#### DIRECTIONS:
Report how many lines contain the word "강력범죄자", with no other text.

#### STORED ROWS:

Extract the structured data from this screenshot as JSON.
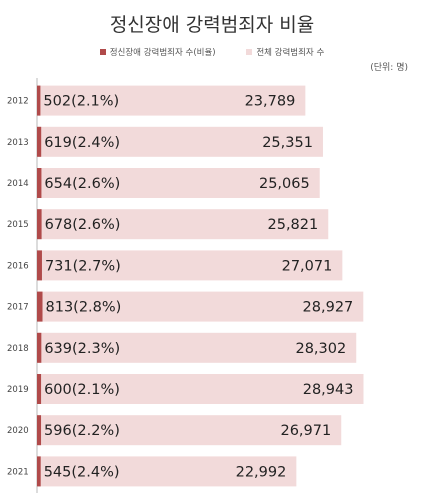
{
  "chart_data": {
    "type": "bar",
    "orientation": "horizontal",
    "title": "정신장애 강력범죄자 비율",
    "unit_label": "(단위: 명)",
    "categories": [
      "2012",
      "2013",
      "2014",
      "2015",
      "2016",
      "2017",
      "2018",
      "2019",
      "2020",
      "2021"
    ],
    "series": [
      {
        "name": "정신장애 강력범죄자 수(비율)",
        "color": "#b04a4a",
        "values": [
          502,
          619,
          654,
          678,
          731,
          813,
          639,
          600,
          596,
          545
        ],
        "labels": [
          "502(2.1%)",
          "619(2.4%)",
          "654(2.6%)",
          "678(2.6%)",
          "731(2.7%)",
          "813(2.8%)",
          "639(2.3%)",
          "600(2.1%)",
          "596(2.2%)",
          "545(2.4%)"
        ]
      },
      {
        "name": "전체 강력범죄자 수",
        "color": "#f2dada",
        "values": [
          23789,
          25351,
          25065,
          25821,
          27071,
          28927,
          28302,
          28943,
          26971,
          22992
        ],
        "labels": [
          "23,789",
          "25,351",
          "25,065",
          "25,821",
          "27,071",
          "28,927",
          "28,302",
          "28,943",
          "26,971",
          "22,992"
        ]
      }
    ],
    "legend_position": "top-center",
    "grid": false
  }
}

#### THE ANSWER:
3